DIRECTION =>
The listing below is the input. Say how many of its lines contain "this", giving the number alone.

Data excerpts:
= = = = = = =

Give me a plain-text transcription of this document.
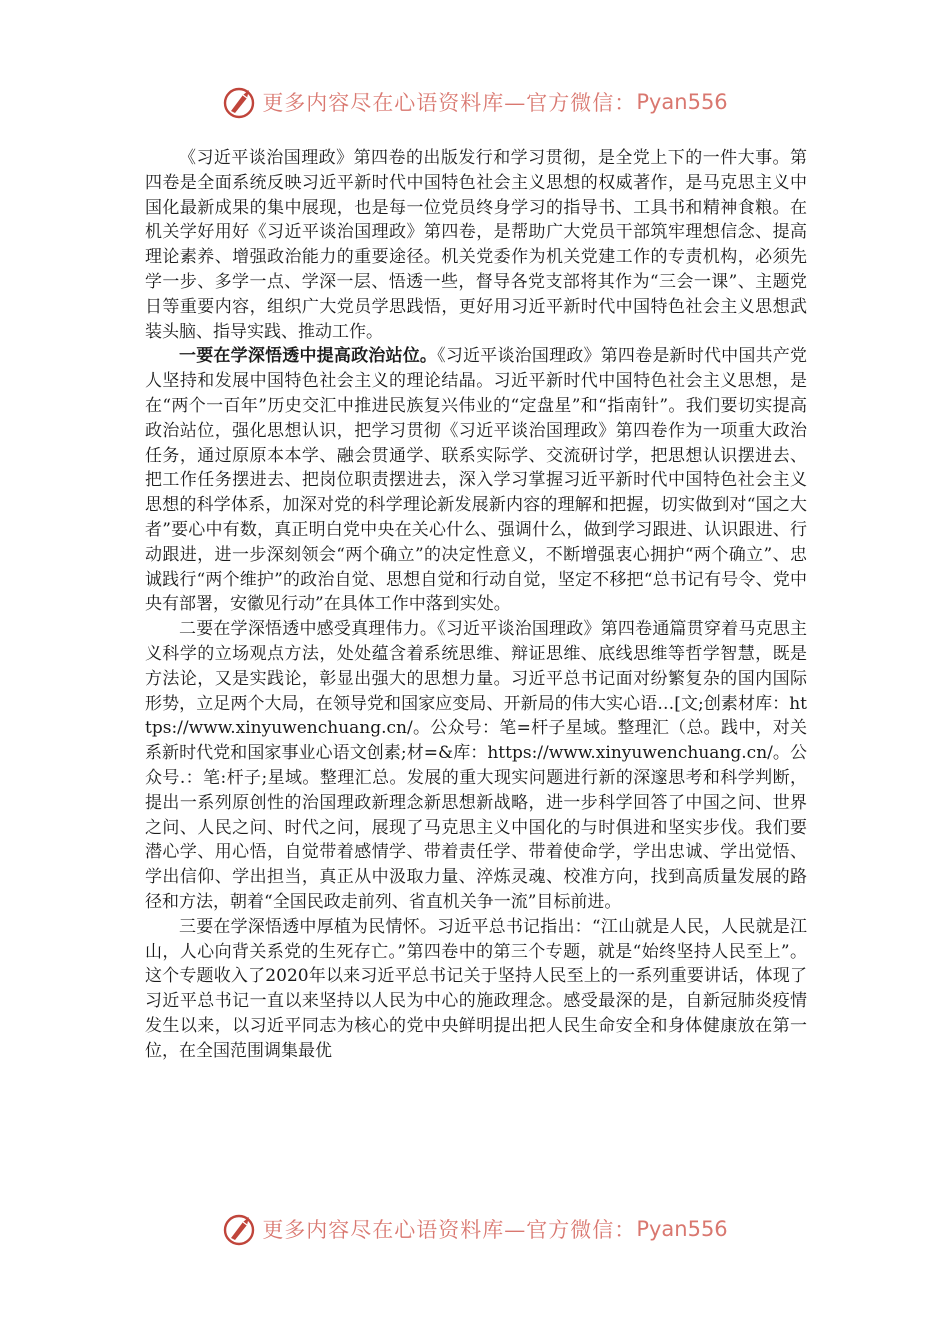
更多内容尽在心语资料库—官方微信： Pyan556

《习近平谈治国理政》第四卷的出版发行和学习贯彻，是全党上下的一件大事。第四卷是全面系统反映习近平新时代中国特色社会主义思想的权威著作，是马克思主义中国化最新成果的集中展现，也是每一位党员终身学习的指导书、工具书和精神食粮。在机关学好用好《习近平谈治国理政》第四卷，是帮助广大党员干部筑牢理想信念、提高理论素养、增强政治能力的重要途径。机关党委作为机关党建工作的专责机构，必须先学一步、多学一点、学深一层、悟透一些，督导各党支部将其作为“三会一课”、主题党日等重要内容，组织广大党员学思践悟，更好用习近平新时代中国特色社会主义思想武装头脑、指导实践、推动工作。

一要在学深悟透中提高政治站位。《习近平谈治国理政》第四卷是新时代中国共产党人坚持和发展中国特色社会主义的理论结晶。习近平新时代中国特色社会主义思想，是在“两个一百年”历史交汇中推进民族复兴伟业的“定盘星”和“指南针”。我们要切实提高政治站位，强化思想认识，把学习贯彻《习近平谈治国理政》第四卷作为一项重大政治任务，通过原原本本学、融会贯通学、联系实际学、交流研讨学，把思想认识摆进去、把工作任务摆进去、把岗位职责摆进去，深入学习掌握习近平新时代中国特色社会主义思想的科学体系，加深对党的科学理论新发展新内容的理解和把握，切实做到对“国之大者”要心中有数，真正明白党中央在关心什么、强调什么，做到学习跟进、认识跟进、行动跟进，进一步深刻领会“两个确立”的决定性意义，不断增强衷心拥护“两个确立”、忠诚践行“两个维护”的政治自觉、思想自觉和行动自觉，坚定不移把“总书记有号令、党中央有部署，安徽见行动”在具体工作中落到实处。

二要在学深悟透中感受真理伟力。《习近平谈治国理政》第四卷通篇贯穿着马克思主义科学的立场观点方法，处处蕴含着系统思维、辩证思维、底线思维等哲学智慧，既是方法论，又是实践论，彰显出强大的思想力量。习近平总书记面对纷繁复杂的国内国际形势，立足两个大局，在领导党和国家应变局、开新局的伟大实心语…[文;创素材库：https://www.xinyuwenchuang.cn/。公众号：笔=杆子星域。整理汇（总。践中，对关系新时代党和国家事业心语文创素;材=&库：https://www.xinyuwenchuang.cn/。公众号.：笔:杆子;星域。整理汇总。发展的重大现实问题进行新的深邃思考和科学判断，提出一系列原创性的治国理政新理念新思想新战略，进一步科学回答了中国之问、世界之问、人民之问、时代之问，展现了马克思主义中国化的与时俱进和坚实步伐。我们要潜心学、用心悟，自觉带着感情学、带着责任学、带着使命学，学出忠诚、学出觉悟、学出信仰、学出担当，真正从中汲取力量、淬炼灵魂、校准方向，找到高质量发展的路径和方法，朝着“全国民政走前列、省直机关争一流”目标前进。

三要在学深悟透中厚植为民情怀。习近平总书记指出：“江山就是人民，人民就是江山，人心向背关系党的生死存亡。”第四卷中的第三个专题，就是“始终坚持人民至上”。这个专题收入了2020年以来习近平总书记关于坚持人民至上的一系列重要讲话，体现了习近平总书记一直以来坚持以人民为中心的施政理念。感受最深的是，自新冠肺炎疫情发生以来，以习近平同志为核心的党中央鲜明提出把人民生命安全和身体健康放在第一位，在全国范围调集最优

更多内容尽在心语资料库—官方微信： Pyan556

= = = = = = =

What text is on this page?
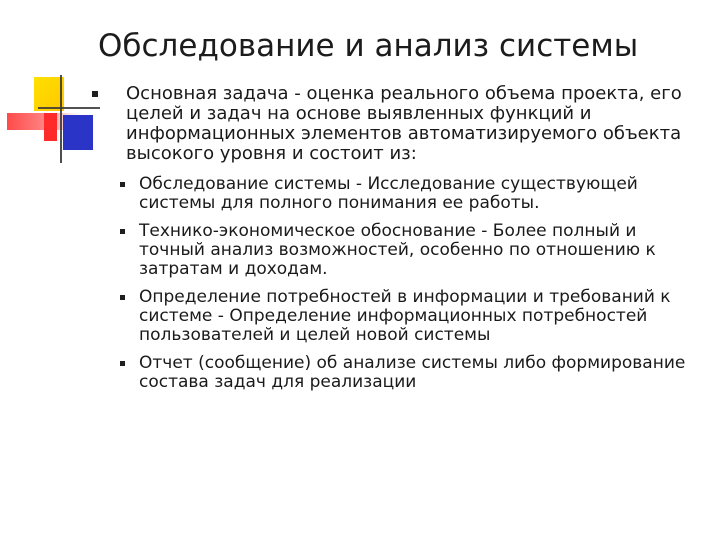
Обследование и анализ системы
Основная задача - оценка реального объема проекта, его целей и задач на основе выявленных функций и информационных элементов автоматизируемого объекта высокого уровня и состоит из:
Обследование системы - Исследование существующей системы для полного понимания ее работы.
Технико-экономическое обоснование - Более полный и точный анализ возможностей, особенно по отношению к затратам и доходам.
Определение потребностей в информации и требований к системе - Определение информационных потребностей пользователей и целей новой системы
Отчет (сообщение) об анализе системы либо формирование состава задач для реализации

= = = = = = =

TASK RESULT =>
2